--- Start of Source records ---

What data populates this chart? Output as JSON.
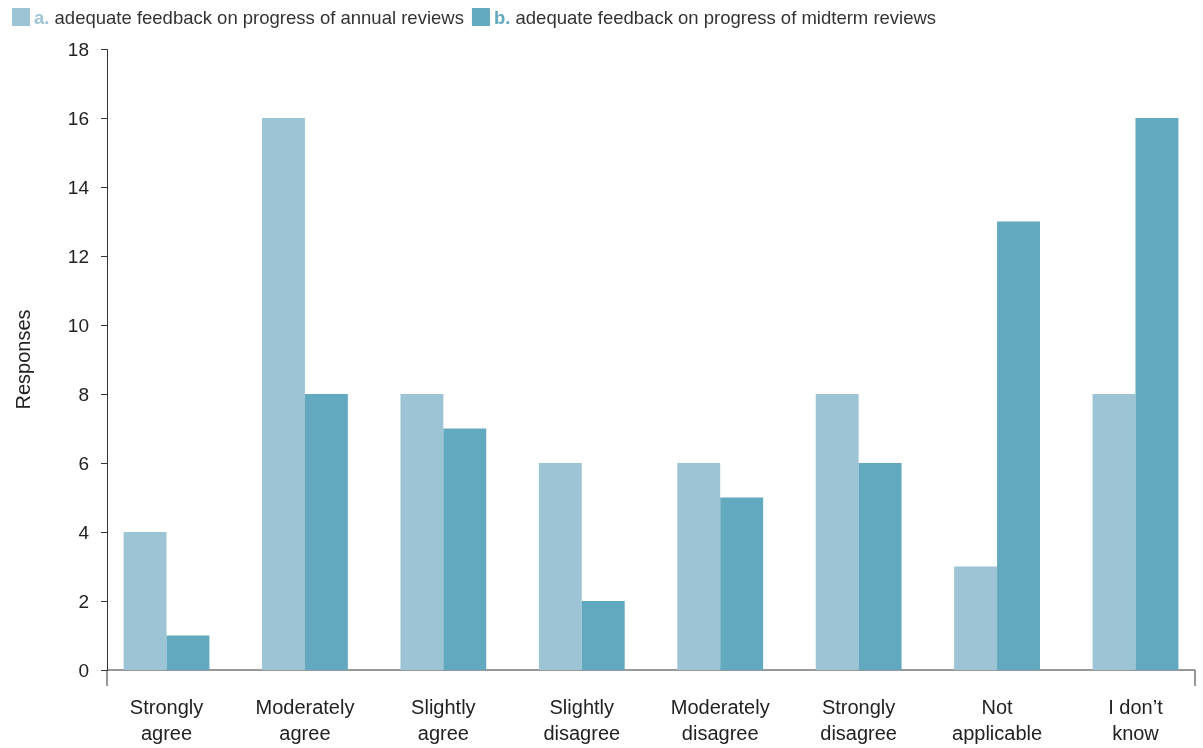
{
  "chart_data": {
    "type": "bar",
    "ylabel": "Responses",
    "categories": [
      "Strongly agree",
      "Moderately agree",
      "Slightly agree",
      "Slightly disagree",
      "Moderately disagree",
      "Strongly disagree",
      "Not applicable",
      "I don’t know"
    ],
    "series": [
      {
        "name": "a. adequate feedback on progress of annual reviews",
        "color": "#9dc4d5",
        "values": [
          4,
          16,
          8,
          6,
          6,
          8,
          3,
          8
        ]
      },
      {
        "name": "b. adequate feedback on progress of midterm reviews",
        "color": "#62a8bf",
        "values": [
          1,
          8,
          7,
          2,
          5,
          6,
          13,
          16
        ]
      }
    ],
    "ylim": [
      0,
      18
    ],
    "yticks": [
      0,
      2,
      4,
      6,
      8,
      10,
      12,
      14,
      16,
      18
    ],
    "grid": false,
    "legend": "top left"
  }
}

--- End of Source records ---

* Aim:
Write out the data precisely as given, excluding the pictures.

* Solution to this exercise:
What data populates this chart? Output as JSON.
{
  "chart_data": {
    "type": "bar",
    "ylabel": "Responses",
    "categories": [
      "Strongly agree",
      "Moderately agree",
      "Slightly agree",
      "Slightly disagree",
      "Moderately disagree",
      "Strongly disagree",
      "Not applicable",
      "I don’t know"
    ],
    "series": [
      {
        "name": "a. adequate feedback on progress of annual reviews",
        "color": "#9dc4d5",
        "values": [
          4,
          16,
          8,
          6,
          6,
          8,
          3,
          8
        ]
      },
      {
        "name": "b. adequate feedback on progress of midterm reviews",
        "color": "#62a8bf",
        "values": [
          1,
          8,
          7,
          2,
          5,
          6,
          13,
          16
        ]
      }
    ],
    "ylim": [
      0,
      18
    ],
    "yticks": [
      0,
      2,
      4,
      6,
      8,
      10,
      12,
      14,
      16,
      18
    ],
    "grid": false,
    "legend": "top left"
  }
}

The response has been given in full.